* _TASK_: In the piece on the Nassau County budget below, rewrite everything from "So far, there's" down to "in years past.", swapping "summary" for "overview".

* _TEXT PROVIDED_:
# # #

Nassau County Executive Edward Mangano (Dec. 13, 2010)

Nassau County Executive Edward Mangano (Dec. 13, 2010) Credit: Howard Schnapp

Where's the budget?

You know, the final 2011 Nassau County budget - nitty-gritty numbers and all - which could change the political, governmental and institutional landscape for years to come for residents and the thousands of public employees who work for them?

The final version of the document usually is made available online, or in print, usually within weeks after it is adopted by the legislature (unlike Suffolk County, where printed versions of the budget in effect didn't turn up until spring last year).

So far, there's only an executive summary available - which details the narrative of the budget, but it doesn't include enough detail to fully understand what's going on.

A summary, for example, will tell you how many employees any department has. But it doesn't tell what their positions are. Which is a problem if you're trying to, say, determine how many brass and how many officers the department has.

All of which makes an independent assessment - of County Executive Edward Mangano's proposed budget and the legislature's changes to it - impossible without supporting schedules, which are the meat of the proposal.

That's maddening, because this year's budget is different from those in years past.

# # #

* _DATA ENTRIES_:
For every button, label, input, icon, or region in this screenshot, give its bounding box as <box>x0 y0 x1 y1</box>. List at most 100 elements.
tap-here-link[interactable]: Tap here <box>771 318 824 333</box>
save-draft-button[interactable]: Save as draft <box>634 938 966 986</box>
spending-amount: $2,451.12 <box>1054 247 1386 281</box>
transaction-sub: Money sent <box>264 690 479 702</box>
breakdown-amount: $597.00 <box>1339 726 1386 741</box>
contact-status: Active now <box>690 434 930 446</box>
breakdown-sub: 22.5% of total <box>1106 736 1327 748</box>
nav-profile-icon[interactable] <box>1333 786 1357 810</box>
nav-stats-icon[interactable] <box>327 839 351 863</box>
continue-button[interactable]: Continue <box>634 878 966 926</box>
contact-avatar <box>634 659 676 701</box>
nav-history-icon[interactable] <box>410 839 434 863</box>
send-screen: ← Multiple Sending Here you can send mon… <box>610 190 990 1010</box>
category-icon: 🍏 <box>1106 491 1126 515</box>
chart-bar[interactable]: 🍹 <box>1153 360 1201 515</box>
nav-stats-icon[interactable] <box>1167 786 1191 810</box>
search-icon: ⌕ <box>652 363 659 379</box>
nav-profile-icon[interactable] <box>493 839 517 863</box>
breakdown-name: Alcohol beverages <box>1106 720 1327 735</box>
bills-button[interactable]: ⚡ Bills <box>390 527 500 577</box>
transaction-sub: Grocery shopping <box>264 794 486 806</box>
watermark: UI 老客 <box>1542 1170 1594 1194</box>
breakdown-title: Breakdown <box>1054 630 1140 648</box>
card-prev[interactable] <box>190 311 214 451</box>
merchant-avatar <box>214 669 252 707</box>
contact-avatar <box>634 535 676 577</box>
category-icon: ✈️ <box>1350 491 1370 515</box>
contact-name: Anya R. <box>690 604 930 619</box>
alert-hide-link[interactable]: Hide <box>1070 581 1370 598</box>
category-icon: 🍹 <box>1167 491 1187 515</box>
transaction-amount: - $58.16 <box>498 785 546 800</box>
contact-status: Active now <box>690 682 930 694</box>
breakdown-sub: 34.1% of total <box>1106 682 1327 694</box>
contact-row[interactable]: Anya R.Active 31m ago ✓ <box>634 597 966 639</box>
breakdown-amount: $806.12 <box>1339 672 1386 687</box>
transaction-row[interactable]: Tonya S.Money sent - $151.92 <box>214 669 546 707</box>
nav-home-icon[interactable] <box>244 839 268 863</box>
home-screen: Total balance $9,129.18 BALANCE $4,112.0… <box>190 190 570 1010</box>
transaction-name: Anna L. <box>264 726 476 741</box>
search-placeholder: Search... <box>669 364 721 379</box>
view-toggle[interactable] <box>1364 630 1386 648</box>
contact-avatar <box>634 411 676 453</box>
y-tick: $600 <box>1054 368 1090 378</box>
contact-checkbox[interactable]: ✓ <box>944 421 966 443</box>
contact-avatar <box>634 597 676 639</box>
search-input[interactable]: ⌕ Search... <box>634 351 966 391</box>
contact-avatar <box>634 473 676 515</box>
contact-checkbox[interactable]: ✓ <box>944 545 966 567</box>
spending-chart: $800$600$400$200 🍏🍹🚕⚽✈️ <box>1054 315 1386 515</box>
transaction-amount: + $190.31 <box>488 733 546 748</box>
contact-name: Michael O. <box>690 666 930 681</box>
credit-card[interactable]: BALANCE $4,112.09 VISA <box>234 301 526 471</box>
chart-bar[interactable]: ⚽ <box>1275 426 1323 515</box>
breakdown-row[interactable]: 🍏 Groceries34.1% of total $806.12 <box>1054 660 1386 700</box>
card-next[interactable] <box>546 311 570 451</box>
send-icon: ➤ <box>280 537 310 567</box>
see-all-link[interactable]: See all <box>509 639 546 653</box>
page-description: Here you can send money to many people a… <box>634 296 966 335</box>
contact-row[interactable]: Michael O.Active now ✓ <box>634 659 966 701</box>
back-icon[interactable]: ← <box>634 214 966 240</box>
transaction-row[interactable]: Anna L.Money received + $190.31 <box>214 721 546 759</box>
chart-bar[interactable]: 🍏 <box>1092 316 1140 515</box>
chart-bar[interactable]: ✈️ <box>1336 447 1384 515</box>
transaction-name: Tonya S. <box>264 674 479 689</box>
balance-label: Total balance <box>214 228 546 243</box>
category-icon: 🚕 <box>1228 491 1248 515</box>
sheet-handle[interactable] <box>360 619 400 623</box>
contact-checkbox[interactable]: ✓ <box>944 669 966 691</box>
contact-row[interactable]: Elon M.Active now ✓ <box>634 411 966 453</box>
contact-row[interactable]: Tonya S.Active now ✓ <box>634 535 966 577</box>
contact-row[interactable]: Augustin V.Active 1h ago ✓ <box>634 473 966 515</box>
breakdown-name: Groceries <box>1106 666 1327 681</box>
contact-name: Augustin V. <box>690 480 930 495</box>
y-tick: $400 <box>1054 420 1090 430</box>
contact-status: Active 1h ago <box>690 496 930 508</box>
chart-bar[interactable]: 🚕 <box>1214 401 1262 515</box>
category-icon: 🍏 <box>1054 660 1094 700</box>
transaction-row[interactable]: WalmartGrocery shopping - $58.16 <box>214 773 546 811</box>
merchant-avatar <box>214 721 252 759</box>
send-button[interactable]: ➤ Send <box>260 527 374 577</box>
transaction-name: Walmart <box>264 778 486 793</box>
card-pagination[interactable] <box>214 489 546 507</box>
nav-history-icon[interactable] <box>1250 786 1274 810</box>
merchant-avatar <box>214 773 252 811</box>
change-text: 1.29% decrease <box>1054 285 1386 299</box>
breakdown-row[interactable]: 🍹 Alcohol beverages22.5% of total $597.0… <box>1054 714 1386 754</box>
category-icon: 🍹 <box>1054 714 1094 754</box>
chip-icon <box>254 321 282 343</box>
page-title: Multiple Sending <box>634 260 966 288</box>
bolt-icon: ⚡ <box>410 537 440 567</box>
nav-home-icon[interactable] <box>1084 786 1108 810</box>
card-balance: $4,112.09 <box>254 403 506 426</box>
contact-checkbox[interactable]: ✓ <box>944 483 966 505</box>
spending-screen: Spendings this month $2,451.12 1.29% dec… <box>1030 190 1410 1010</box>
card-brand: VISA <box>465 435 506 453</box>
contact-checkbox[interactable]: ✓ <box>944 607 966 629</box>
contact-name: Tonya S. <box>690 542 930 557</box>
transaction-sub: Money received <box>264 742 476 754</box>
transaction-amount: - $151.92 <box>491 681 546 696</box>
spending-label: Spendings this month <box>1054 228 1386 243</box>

# # #

* _OUTPUT OF THE EXERCISE_:
So far, there's only an executive overview available - which details the narrative of the budget, but it doesn't include enough detail to fully understand what's going on.

A overview, for example, will tell you how many employees any department has. But it doesn't tell what their positions are. Which is a problem if you're trying to, say, determine how many brass and how many officers the department has.

All of which makes an independent assessment - of County Executive Edward Mangano's proposed budget and the legislature's changes to it - impossible without supporting schedules, which are the meat of the proposal.

That's maddening, because this year's budget is different from those in years past.